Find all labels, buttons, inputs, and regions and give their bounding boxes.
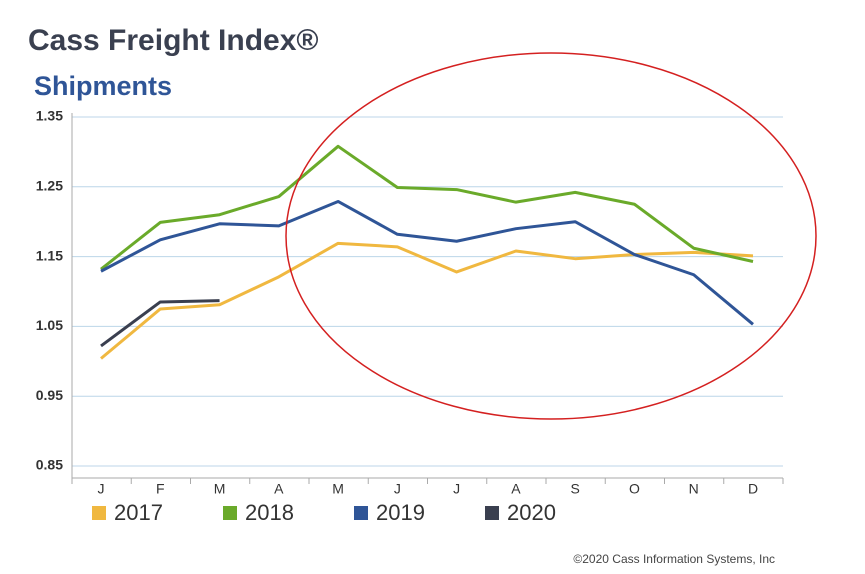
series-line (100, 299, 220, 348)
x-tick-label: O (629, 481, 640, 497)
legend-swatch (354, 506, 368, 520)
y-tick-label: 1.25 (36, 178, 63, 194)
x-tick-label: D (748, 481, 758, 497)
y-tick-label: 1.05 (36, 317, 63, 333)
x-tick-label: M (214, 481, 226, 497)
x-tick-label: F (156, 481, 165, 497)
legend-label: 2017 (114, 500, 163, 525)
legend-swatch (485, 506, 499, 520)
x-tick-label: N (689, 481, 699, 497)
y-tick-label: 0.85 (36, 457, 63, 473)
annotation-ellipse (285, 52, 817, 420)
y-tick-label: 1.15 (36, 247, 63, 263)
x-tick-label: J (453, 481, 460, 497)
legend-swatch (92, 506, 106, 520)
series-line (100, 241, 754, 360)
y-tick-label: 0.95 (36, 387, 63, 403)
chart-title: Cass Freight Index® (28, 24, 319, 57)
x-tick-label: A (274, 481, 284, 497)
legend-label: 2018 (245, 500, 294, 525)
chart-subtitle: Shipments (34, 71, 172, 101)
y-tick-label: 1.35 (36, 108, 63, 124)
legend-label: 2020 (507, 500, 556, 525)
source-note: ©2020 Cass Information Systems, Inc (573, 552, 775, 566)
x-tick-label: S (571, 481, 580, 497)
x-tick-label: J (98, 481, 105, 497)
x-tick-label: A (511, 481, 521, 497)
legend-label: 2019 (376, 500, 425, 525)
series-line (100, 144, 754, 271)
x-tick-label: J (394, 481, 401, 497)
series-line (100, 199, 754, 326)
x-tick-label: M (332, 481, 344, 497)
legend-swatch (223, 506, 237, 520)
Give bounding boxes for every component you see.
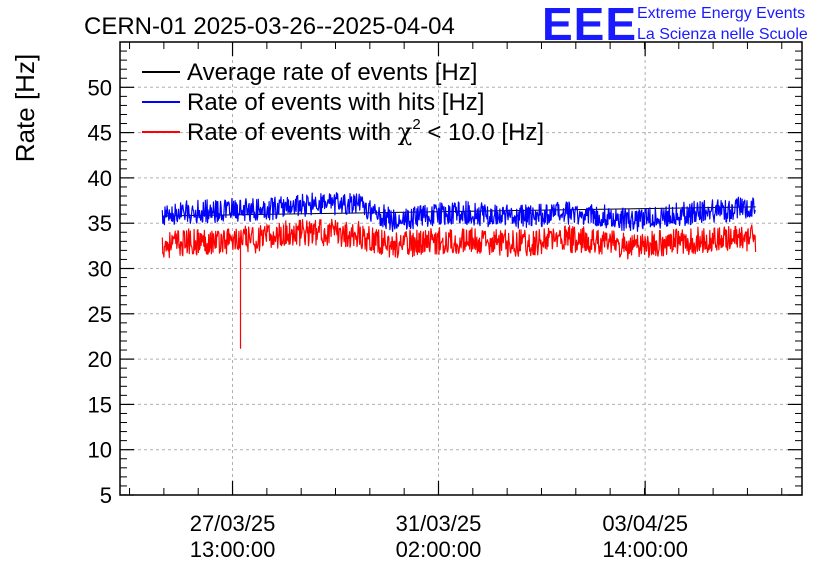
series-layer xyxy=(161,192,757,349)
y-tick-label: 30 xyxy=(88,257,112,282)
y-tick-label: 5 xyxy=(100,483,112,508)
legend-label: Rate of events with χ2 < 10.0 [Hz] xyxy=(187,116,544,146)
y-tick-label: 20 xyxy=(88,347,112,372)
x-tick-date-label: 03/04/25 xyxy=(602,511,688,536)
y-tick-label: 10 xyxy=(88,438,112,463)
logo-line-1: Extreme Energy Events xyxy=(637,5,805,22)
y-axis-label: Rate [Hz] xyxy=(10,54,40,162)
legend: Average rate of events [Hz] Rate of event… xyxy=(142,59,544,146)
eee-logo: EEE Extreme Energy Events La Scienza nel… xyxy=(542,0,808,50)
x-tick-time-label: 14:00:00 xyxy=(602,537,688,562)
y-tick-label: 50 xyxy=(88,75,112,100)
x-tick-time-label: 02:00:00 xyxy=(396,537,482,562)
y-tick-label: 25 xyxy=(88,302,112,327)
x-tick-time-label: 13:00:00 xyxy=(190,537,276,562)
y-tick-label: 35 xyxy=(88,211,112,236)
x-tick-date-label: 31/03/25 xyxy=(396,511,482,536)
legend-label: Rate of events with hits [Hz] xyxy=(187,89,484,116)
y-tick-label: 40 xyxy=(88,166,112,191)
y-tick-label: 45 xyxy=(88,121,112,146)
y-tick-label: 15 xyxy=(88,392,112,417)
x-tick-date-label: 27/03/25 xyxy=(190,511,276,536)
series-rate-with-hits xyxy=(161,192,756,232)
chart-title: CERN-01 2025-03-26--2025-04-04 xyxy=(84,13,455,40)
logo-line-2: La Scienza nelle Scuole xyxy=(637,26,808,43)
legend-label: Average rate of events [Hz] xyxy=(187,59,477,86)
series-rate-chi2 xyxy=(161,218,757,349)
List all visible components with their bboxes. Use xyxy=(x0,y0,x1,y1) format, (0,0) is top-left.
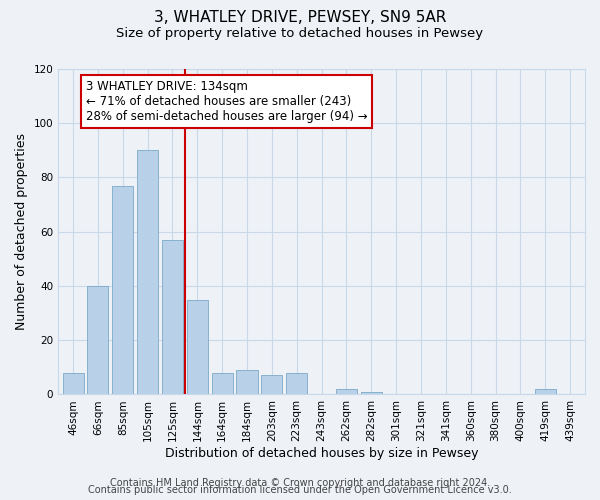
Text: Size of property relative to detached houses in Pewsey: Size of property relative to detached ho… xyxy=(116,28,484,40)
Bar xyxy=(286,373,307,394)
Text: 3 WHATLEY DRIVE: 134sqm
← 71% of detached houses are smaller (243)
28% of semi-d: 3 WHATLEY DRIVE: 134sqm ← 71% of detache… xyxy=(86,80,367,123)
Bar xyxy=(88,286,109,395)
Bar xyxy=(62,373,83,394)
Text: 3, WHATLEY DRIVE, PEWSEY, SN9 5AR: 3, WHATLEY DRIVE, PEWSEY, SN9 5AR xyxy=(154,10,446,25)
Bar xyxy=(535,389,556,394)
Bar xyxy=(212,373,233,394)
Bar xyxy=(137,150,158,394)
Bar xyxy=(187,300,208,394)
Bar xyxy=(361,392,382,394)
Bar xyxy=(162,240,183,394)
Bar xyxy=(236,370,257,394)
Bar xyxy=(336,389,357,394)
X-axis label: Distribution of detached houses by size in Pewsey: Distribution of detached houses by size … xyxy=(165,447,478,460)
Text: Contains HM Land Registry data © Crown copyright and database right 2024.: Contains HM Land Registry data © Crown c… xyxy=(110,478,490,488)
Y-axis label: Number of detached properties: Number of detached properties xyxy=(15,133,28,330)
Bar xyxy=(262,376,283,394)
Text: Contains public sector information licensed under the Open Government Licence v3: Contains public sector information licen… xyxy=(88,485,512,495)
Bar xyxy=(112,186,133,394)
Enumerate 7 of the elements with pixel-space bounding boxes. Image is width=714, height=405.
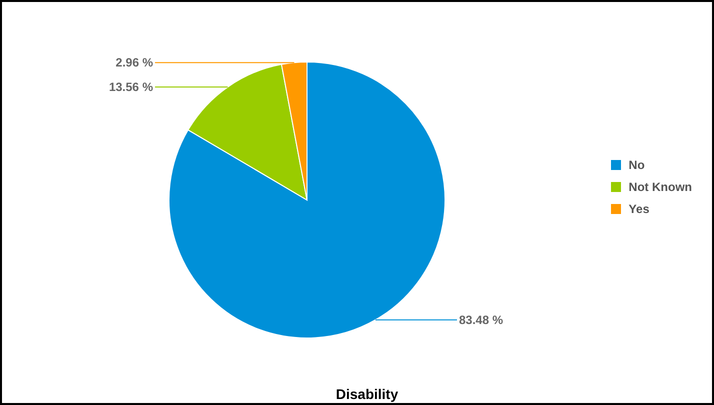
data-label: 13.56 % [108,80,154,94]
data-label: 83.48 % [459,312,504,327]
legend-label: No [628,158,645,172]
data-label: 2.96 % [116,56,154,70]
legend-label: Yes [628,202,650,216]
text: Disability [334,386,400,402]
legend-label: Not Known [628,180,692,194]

··········

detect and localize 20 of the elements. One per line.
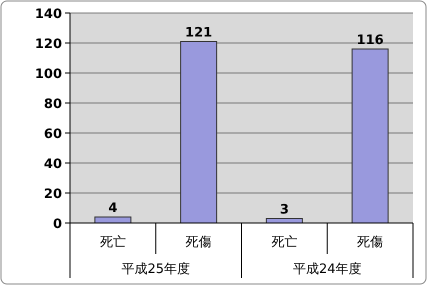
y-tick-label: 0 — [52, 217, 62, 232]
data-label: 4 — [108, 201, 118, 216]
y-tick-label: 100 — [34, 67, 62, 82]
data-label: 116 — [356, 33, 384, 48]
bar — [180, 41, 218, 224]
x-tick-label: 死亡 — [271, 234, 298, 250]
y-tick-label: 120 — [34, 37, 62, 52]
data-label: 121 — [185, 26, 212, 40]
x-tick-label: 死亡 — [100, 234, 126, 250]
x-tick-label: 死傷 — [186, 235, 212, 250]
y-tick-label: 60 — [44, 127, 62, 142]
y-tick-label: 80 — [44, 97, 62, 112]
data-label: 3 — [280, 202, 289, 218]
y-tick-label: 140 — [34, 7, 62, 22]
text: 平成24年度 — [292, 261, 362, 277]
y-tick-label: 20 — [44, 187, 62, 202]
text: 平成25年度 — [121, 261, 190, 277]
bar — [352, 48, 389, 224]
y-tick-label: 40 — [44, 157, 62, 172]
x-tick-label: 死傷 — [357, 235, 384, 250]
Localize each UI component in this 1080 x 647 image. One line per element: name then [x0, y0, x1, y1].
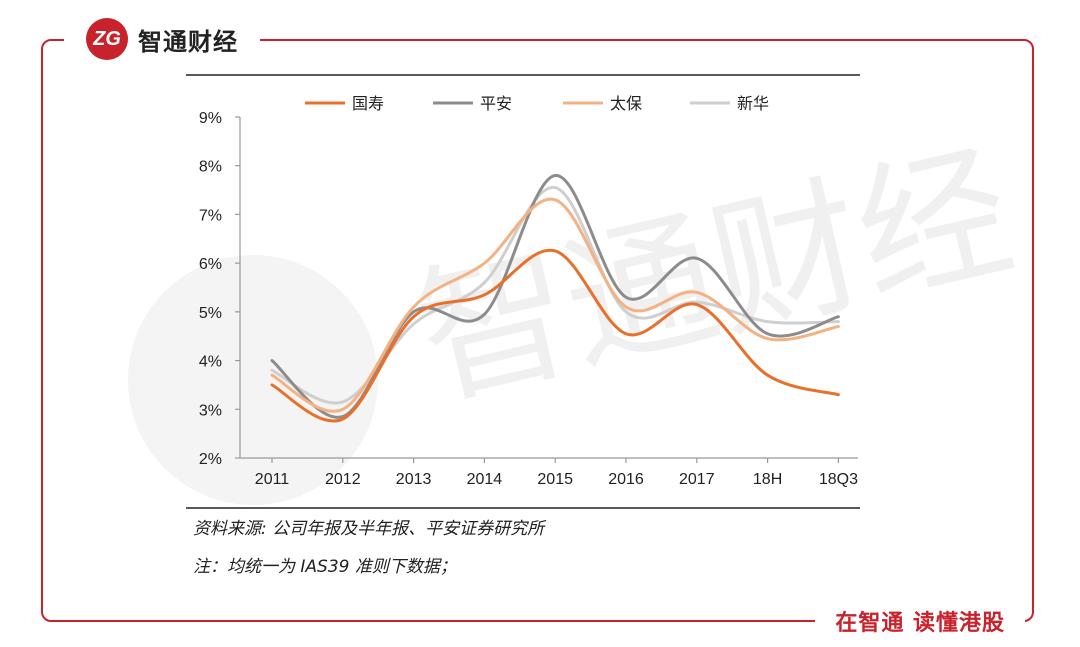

··········

▸ WHAT YOU NEED TO DO: Put the part of the records above that opens with the line containing "Find all labels, buttons, inputs, and" and closes with the line containing "x-tick-label: F (156, 481, 165, 497)" into a numbered list, skipping any blank lines. Leave the pictures out of your answer.

▸ EXERCISE RESULT:
1. Find all labels, buttons, inputs, and regions and give their bounding boxes.
2. series-line (100, 299, 220, 348)
3. x-tick-label: O (629, 481, 640, 497)
4. legend-swatch (354, 506, 368, 520)
5. y-tick-label: 1.25 (36, 178, 63, 194)
6. x-tick-label: D (748, 481, 758, 497)
7. y-tick-label: 1.05 (36, 317, 63, 333)
8. x-tick-label: M (214, 481, 226, 497)
9. x-tick-label: F (156, 481, 165, 497)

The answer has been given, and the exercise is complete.